ENTRIES SUPPLIED:
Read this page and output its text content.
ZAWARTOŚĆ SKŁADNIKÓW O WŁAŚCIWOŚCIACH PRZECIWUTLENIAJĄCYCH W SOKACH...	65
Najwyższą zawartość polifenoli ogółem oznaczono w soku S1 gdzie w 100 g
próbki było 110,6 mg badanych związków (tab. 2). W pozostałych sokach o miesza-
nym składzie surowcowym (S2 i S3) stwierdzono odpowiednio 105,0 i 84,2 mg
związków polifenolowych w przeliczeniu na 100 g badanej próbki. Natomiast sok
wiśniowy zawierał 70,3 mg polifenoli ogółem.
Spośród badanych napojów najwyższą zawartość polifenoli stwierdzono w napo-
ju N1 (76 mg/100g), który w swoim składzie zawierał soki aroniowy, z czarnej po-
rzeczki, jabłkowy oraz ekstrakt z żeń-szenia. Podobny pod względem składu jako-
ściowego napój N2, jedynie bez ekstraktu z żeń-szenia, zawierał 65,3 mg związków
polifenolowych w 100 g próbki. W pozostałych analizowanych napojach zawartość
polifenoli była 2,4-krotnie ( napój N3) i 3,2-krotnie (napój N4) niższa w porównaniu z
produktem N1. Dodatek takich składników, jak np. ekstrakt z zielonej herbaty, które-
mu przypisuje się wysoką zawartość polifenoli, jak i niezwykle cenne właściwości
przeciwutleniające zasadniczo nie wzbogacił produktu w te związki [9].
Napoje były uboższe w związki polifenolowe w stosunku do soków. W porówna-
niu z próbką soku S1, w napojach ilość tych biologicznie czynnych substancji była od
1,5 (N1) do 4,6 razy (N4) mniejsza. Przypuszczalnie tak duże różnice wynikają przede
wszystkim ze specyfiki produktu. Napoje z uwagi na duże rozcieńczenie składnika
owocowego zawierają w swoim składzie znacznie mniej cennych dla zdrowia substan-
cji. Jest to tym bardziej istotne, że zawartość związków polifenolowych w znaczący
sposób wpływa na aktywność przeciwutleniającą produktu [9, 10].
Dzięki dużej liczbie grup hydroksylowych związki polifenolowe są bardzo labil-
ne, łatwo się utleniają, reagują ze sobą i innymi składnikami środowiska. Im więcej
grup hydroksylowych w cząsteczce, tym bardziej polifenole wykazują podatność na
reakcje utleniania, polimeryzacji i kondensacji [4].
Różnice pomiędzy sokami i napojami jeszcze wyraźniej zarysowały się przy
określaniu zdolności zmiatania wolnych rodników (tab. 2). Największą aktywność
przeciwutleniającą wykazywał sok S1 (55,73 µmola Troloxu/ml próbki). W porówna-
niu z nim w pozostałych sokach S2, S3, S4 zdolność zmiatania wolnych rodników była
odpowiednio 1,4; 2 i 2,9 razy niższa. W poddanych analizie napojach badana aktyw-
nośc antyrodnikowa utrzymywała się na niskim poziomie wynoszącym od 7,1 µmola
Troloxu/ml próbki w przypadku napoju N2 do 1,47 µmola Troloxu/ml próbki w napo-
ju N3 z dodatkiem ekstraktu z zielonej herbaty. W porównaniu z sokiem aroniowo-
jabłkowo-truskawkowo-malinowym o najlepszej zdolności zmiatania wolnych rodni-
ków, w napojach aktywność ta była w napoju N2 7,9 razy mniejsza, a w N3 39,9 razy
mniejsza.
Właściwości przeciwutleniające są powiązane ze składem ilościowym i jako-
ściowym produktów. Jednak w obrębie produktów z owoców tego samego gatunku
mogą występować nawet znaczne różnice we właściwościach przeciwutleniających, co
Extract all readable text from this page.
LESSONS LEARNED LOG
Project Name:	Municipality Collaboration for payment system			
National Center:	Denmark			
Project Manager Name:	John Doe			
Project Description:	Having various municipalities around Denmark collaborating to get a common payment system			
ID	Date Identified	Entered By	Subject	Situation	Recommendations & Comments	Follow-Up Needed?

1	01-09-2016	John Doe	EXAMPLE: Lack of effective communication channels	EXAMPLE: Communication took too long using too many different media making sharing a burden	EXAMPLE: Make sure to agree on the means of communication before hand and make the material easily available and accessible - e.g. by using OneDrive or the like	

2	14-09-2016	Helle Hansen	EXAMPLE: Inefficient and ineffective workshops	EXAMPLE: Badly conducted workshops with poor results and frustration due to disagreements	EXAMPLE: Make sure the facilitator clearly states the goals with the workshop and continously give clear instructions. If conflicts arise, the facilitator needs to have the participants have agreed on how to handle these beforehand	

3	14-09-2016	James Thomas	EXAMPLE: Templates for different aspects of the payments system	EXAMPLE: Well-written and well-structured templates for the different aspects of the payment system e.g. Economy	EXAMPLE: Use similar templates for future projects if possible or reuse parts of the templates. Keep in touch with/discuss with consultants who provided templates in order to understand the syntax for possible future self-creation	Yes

GIVEN EXERCISE: Write the lines out verbatim, from the one with "Extract all readable text from this page." through the last line of the entries, and stop there.

SOLVED PROBLEM:
Extract all readable text from this page.
LESSONS LEARNED LOG
Project Name:	Municipality Collaboration for payment system			
National Center:	Denmark			
Project Manager Name:	John Doe			
Project Description:	Having various municipalities around Denmark collaborating to get a common payment system			
ID	Date Identified	Entered By	Subject	Situation	Recommendations & Comments	Follow-Up Needed?

1	01-09-2016	John Doe	EXAMPLE: Lack of effective communication channels	EXAMPLE: Communication took too long using too many different media making sharing a burden	EXAMPLE: Make sure to agree on the means of communication before hand and make the material easily available and accessible - e.g. by using OneDrive or the like	

2	14-09-2016	Helle Hansen	EXAMPLE: Inefficient and ineffective workshops	EXAMPLE: Badly conducted workshops with poor results and frustration due to disagreements	EXAMPLE: Make sure the facilitator clearly states the goals with the workshop and continously give clear instructions. If conflicts arise, the facilitator needs to have the participants have agreed on how to handle these beforehand	

3	14-09-2016	James Thomas	EXAMPLE: Templates for different aspects of the payments system	EXAMPLE: Well-written and well-structured templates for the different aspects of the payment system e.g. Economy	EXAMPLE: Use similar templates for future projects if possible or reuse parts of the templates. Keep in touch with/discuss with consultants who provided templates in order to understand the syntax for possible future self-creation	Yes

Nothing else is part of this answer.